_WHAT TO WORK ON_
Transcribe the material in full, exactly as written.

>> START RECORD EXCERPTS

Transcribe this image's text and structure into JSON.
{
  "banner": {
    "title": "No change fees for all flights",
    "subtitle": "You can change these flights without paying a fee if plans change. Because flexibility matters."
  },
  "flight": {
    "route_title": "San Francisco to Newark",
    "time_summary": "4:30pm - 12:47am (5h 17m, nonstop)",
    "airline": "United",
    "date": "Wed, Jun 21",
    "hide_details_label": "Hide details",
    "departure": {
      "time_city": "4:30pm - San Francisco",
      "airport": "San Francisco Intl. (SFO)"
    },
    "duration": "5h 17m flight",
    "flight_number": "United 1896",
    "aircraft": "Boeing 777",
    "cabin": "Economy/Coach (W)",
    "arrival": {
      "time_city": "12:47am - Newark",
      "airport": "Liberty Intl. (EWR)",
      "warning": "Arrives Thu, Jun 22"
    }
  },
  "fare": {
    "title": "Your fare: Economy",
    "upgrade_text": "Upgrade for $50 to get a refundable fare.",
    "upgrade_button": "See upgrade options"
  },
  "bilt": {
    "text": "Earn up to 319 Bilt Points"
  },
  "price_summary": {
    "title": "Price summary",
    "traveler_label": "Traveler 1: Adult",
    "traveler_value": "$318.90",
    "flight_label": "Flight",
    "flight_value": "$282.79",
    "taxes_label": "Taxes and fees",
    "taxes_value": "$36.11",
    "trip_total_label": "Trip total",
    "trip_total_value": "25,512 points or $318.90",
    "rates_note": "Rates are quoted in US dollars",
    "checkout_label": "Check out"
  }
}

>> END RECORD EXCERPTS

_SOLUTION_
Transcribe this image's text and structure into JSON.
{
  "banner": {
    "title": "No change fees for all flights",
    "subtitle": "You can change these flights without paying a fee if plans change. Because flexibility matters."
  },
  "flight": {
    "route_title": "San Francisco to Newark",
    "time_summary": "4:30pm - 12:47am (5h 17m, nonstop)",
    "airline": "United",
    "date": "Wed, Jun 21",
    "hide_details_label": "Hide details",
    "departure": {
      "time_city": "4:30pm - San Francisco",
      "airport": "San Francisco Intl. (SFO)"
    },
    "duration": "5h 17m flight",
    "flight_number": "United 1896",
    "aircraft": "Boeing 777",
    "cabin": "Economy/Coach (W)",
    "arrival": {
      "time_city": "12:47am - Newark",
      "airport": "Liberty Intl. (EWR)",
      "warning": "Arrives Thu, Jun 22"
    }
  },
  "fare": {
    "title": "Your fare: Economy",
    "upgrade_text": "Upgrade for $50 to get a refundable fare.",
    "upgrade_button": "See upgrade options"
  },
  "bilt": {
    "text": "Earn up to 319 Bilt Points"
  },
  "price_summary": {
    "title": "Price summary",
    "traveler_label": "Traveler 1: Adult",
    "traveler_value": "$318.90",
    "flight_label": "Flight",
    "flight_value": "$282.79",
    "taxes_label": "Taxes and fees",
    "taxes_value": "$36.11",
    "trip_total_label": "Trip total",
    "trip_total_value": "25,512 points or $318.90",
    "rates_note": "Rates are quoted in US dollars",
    "checkout_label": "Check out"
  }
}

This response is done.